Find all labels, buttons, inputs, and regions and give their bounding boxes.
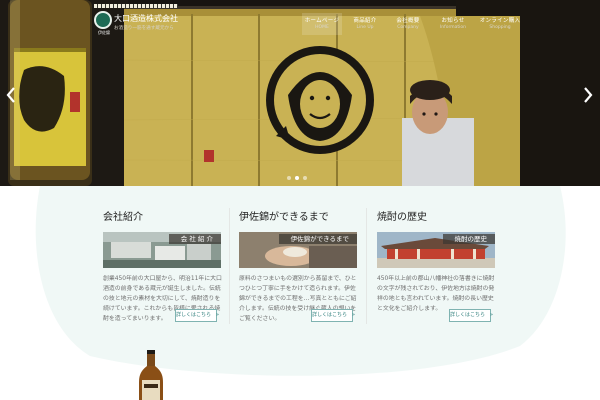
card-image-label: 焼酎の歴史 <box>442 234 495 244</box>
slide-dot-1[interactable] <box>287 176 291 180</box>
product-bottle-image <box>139 350 163 400</box>
nav-information-label: お知らせ <box>441 17 465 24</box>
nav-lineup[interactable]: 商品紹介 Line Up <box>345 13 385 35</box>
header: 伊佐錦 大口酒造株式会社 お酒造り一筋を通す蔵元から ホームページ HOME 商… <box>0 0 600 44</box>
card-divider <box>229 208 230 324</box>
card-title: 焼酎の歴史 <box>377 212 427 223</box>
card-title: 会社紹介 <box>103 212 143 223</box>
nav-home-sublabel: HOME <box>315 24 329 30</box>
card-company: 会社紹介 会 社 紹 介 創業450年前の大口屋から、明治11年に大口酒造の前身… <box>96 208 226 324</box>
circle-logo-icon <box>94 11 112 29</box>
nav-home[interactable]: ホームページ HOME <box>302 13 342 35</box>
company-name: 大口酒造株式会社 <box>114 14 178 23</box>
slide-dot-3[interactable] <box>303 176 307 180</box>
card-process: 伊佐錦ができるまで 伊佐錦ができるまで 原料のさつまいもの選別から蒸留まで、ひと… <box>232 208 362 324</box>
card-more-button[interactable]: 詳しくはこちら » <box>175 309 219 322</box>
nav-information-sublabel: Information <box>439 24 467 30</box>
logo-mark-label: 伊佐錦 <box>98 30 110 35</box>
logo-strip <box>94 4 178 8</box>
site-logo[interactable]: 伊佐錦 大口酒造株式会社 お酒造り一筋を通す蔵元から <box>94 4 178 38</box>
slide-dot-2[interactable] <box>295 176 299 180</box>
nav-shopping-sublabel: Shopping <box>489 24 511 30</box>
hero-slider: 伊佐錦 大口酒造株式会社 お酒造り一筋を通す蔵元から ホームページ HOME 商… <box>0 0 600 186</box>
card-image[interactable]: 焼酎の歴史 <box>377 232 495 268</box>
main-nav: ホームページ HOME 商品紹介 Line Up 会社概要 Company お知… <box>302 13 525 35</box>
prev-slide-button[interactable] <box>3 84 19 106</box>
main-content: 会社紹介 会 社 紹 介 創業450年前の大口屋から、明治11年に大口酒造の前身… <box>0 186 600 400</box>
chevron-right-icon <box>584 87 593 103</box>
card-history: 焼酎の歴史 焼酎の歴史 450年以上前の郡山八幡神社の落書きに焼酎の文字が残され… <box>370 208 500 324</box>
card-image-label: 会 社 紹 介 <box>168 234 221 244</box>
nav-home-label: ホームページ <box>304 17 340 24</box>
company-tagline: お酒造り一筋を通す蔵元から <box>114 26 174 31</box>
next-slide-button[interactable] <box>580 84 596 106</box>
nav-information[interactable]: お知らせ Information <box>431 13 475 35</box>
nav-company-label: 会社概要 <box>396 17 420 24</box>
chevron-left-icon <box>6 87 15 103</box>
card-image[interactable]: 伊佐錦ができるまで <box>239 232 357 268</box>
slide-indicators <box>287 176 311 182</box>
card-more-button[interactable]: 詳しくはこちら » <box>449 309 493 322</box>
card-image[interactable]: 会 社 紹 介 <box>103 232 221 268</box>
card-divider <box>366 208 367 324</box>
nav-lineup-sublabel: Line Up <box>356 24 374 30</box>
nav-shopping[interactable]: オンライン購入 Shopping <box>478 13 522 35</box>
card-title: 伊佐錦ができるまで <box>239 212 329 223</box>
nav-company-sublabel: Company <box>397 24 419 30</box>
card-more-button[interactable]: 詳しくはこちら » <box>311 309 355 322</box>
nav-company[interactable]: 会社概要 Company <box>388 13 428 35</box>
nav-shopping-label: オンライン購入 <box>479 17 521 24</box>
card-description: 450年以上前の郡山八幡神社の落書きに焼酎の文字が残されており、伊佐地方は焼酎の… <box>377 276 495 312</box>
nav-lineup-label: 商品紹介 <box>353 17 377 24</box>
card-image-label: 伊佐錦ができるまで <box>278 234 357 244</box>
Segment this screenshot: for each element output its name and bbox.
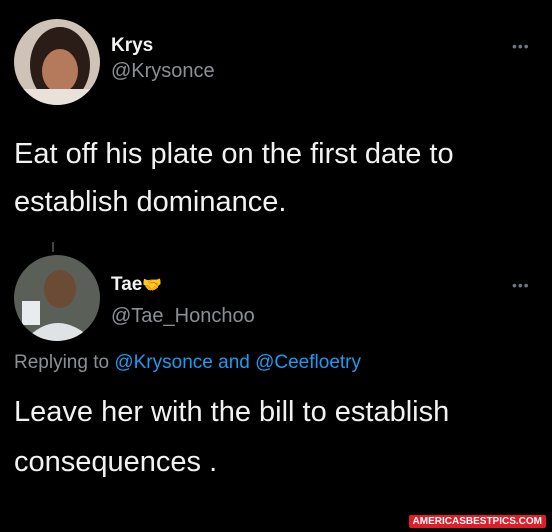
thread-line [52,242,54,252]
display-name-tae-text: Tae [111,274,143,295]
avatar-tae[interactable] [14,255,100,341]
handle-tae[interactable]: @Tae_Honchoo [111,305,255,328]
tweet-text-krys: Eat off his plate on the first date to e… [14,138,454,218]
mention-and: and [218,352,250,373]
tweet-text-tae-line1: Leave her with the bill to establish [14,396,450,428]
mention-ceefloetry[interactable]: @Ceefloetry [255,352,361,373]
replying-prefix: Replying to [14,352,110,373]
display-name-krys[interactable]: Krys [111,35,153,57]
display-name-tae[interactable]: Tae🤝 [111,274,162,296]
more-options-icon[interactable]: ••• [512,277,530,293]
mention-krysonce[interactable]: @Krysonce [114,352,213,373]
handle-krys[interactable]: @Krysonce [111,60,215,83]
tweet-text-tae-line2: consequences . [14,446,218,478]
watermark: AMERICASBESTPICS.COM [408,515,546,528]
handshake-icon: 🤝 [142,277,163,294]
more-options-icon[interactable]: ••• [512,38,530,54]
avatar-tae-image [14,255,100,341]
avatar-krys[interactable] [14,19,100,105]
avatar-krys-image [14,19,100,105]
replying-to: Replying to @Krysonce and @Ceefloetry [14,352,361,374]
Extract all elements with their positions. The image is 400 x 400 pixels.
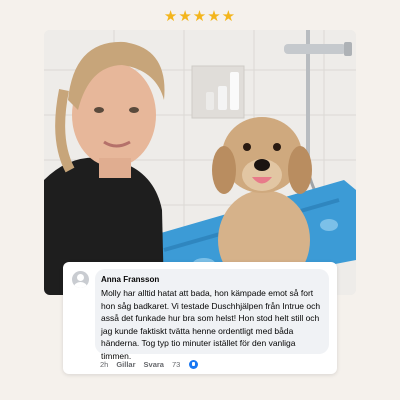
like-button[interactable]: Gillar (116, 360, 135, 369)
reaction-summary[interactable]: 73 (171, 359, 206, 369)
reaction-count: 73 (171, 359, 181, 369)
like-icon (189, 359, 199, 369)
comment-card: Anna Fransson Molly har alltid hatat att… (63, 262, 337, 374)
comment-timestamp[interactable]: 2h (100, 360, 108, 369)
avatar[interactable] (72, 271, 89, 288)
comment-bubble: Anna Fransson Molly har alltid hatat att… (95, 269, 329, 361)
reply-button[interactable]: Svara (144, 360, 164, 369)
comment-actions: 2h Gillar Svara 73 (100, 358, 214, 370)
review-photo (44, 30, 356, 295)
comment-author[interactable]: Anna Fransson (101, 274, 321, 286)
avatar-body-shape (74, 282, 87, 288)
avatar-head-shape (77, 274, 84, 281)
comment-text: Molly har alltid hatat att bada, hon käm… (101, 288, 321, 361)
star-rating: ★★★★★ (163, 8, 237, 25)
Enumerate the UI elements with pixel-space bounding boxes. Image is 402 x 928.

• _Written request_:
Copy every line of the material above word for word, omitting the pictures.

• _Exercise output_:
Find all labels, buttons, inputs, and regions and give their bounding boxes.
card-image-label: 焼酎の歴史 <box>442 234 495 244</box>
slide-dot-1[interactable] <box>287 176 291 180</box>
product-bottle-image <box>139 350 163 400</box>
nav-information-label: お知らせ <box>441 17 465 24</box>
nav-lineup[interactable]: 商品紹介 Line Up <box>345 13 385 35</box>
header: 伊佐錦 大口酒造株式会社 お酒造り一筋を通す蔵元から ホームページ HOME 商… <box>0 0 600 44</box>
card-divider <box>229 208 230 324</box>
card-title: 焼酎の歴史 <box>377 212 427 223</box>
card-title: 会社紹介 <box>103 212 143 223</box>
nav-home-sublabel: HOME <box>315 24 329 30</box>
card-company: 会社紹介 会 社 紹 介 創業450年前の大口屋から、明治11年に大口酒造の前身… <box>96 208 226 324</box>
circle-logo-icon <box>94 11 112 29</box>
nav-home[interactable]: ホームページ HOME <box>302 13 342 35</box>
company-name: 大口酒造株式会社 <box>114 14 178 23</box>
slide-dot-3[interactable] <box>303 176 307 180</box>
card-process: 伊佐錦ができるまで 伊佐錦ができるまで 原料のさつまいもの選別から蒸留まで、ひと… <box>232 208 362 324</box>
card-more-button[interactable]: 詳しくはこちら » <box>175 309 219 322</box>
nav-information-sublabel: Information <box>439 24 467 30</box>
logo-mark-label: 伊佐錦 <box>98 30 110 35</box>
logo-strip <box>94 4 178 8</box>
site-logo[interactable]: 伊佐錦 大口酒造株式会社 お酒造り一筋を通す蔵元から <box>94 4 178 38</box>
slide-dot-2[interactable] <box>295 176 299 180</box>
nav-shopping-sublabel: Shopping <box>489 24 511 30</box>
hero-slider: 伊佐錦 大口酒造株式会社 お酒造り一筋を通す蔵元から ホームページ HOME 商… <box>0 0 600 186</box>
card-image[interactable]: 焼酎の歴史 <box>377 232 495 268</box>
main-nav: ホームページ HOME 商品紹介 Line Up 会社概要 Company お知… <box>302 13 525 35</box>
prev-slide-button[interactable] <box>3 84 19 106</box>
main-content: 会社紹介 会 社 紹 介 創業450年前の大口屋から、明治11年に大口酒造の前身… <box>0 186 600 400</box>
chevron-right-icon <box>584 87 593 103</box>
card-history: 焼酎の歴史 焼酎の歴史 450年以上前の郡山八幡神社の落書きに焼酎の文字が残され… <box>370 208 500 324</box>
card-image-label: 会 社 紹 介 <box>168 234 221 244</box>
nav-home-label: ホームページ <box>304 17 340 24</box>
company-tagline: お酒造り一筋を通す蔵元から <box>114 26 174 31</box>
next-slide-button[interactable] <box>580 84 596 106</box>
nav-information[interactable]: お知らせ Information <box>431 13 475 35</box>
nav-company-label: 会社概要 <box>396 17 420 24</box>
chevron-left-icon <box>6 87 15 103</box>
card-image[interactable]: 伊佐錦ができるまで <box>239 232 357 268</box>
slide-indicators <box>287 176 311 182</box>
card-more-button[interactable]: 詳しくはこちら » <box>449 309 493 322</box>
card-image[interactable]: 会 社 紹 介 <box>103 232 221 268</box>
card-divider <box>366 208 367 324</box>
nav-lineup-sublabel: Line Up <box>356 24 374 30</box>
nav-shopping[interactable]: オンライン購入 Shopping <box>478 13 522 35</box>
card-title: 伊佐錦ができるまで <box>239 212 329 223</box>
nav-company-sublabel: Company <box>397 24 419 30</box>
card-more-button[interactable]: 詳しくはこちら » <box>311 309 355 322</box>
nav-company[interactable]: 会社概要 Company <box>388 13 428 35</box>
nav-shopping-label: オンライン購入 <box>479 17 521 24</box>
card-description: 450年以上前の郡山八幡神社の落書きに焼酎の文字が残されており、伊佐地方は焼酎の… <box>377 276 495 312</box>
nav-lineup-label: 商品紹介 <box>353 17 377 24</box>
card-image-label: 伊佐錦ができるまで <box>278 234 357 244</box>
Segment this screenshot: for each element output its name and bbox.
thread-line [52,242,54,252]
display-name-tae-text: Tae [111,274,143,295]
avatar-tae[interactable] [14,255,100,341]
handle-tae[interactable]: @Tae_Honchoo [111,305,255,328]
tweet-text-krys: Eat off his plate on the first date to e… [14,138,454,218]
mention-and: and [218,352,250,373]
tweet-text-tae-line1: Leave her with the bill to establish [14,396,450,428]
mention-ceefloetry[interactable]: @Ceefloetry [255,352,361,373]
replying-prefix: Replying to [14,352,110,373]
display-name-krys[interactable]: Krys [111,35,153,57]
display-name-tae[interactable]: Tae🤝 [111,274,162,296]
more-options-icon[interactable]: ••• [512,277,530,293]
mention-krysonce[interactable]: @Krysonce [114,352,213,373]
handle-krys[interactable]: @Krysonce [111,60,215,83]
tweet-text-tae-line2: consequences . [14,446,218,478]
watermark: AMERICASBESTPICS.COM [408,515,546,528]
handshake-icon: 🤝 [142,277,163,294]
more-options-icon[interactable]: ••• [512,38,530,54]
avatar-tae-image [14,255,100,341]
avatar-krys[interactable] [14,19,100,105]
avatar-krys-image [14,19,100,105]
replying-to: Replying to @Krysonce and @Ceefloetry [14,352,361,374]
Extract all elements with their positions. The image is 400 x 400 pixels.
like-button[interactable]: Gillar (116, 360, 135, 369)
reaction-summary[interactable]: 73 (171, 359, 206, 369)
reaction-count: 73 (171, 359, 181, 369)
like-icon (189, 359, 199, 369)
comment-card: Anna Fransson Molly har alltid hatat att… (63, 262, 337, 374)
comment-timestamp[interactable]: 2h (100, 360, 108, 369)
avatar[interactable] (72, 271, 89, 288)
comment-bubble: Anna Fransson Molly har alltid hatat att… (95, 269, 329, 361)
reply-button[interactable]: Svara (144, 360, 164, 369)
comment-actions: 2h Gillar Svara 73 (100, 358, 214, 370)
review-photo (44, 30, 356, 295)
comment-author[interactable]: Anna Fransson (101, 274, 321, 286)
avatar-body-shape (74, 282, 87, 288)
avatar-head-shape (77, 274, 84, 281)
comment-text: Molly har alltid hatat att bada, hon käm… (101, 288, 321, 361)
star-rating: ★★★★★ (163, 8, 237, 25)
Enumerate the UI elements with pixel-space bounding boxes. Image is 402 x 928.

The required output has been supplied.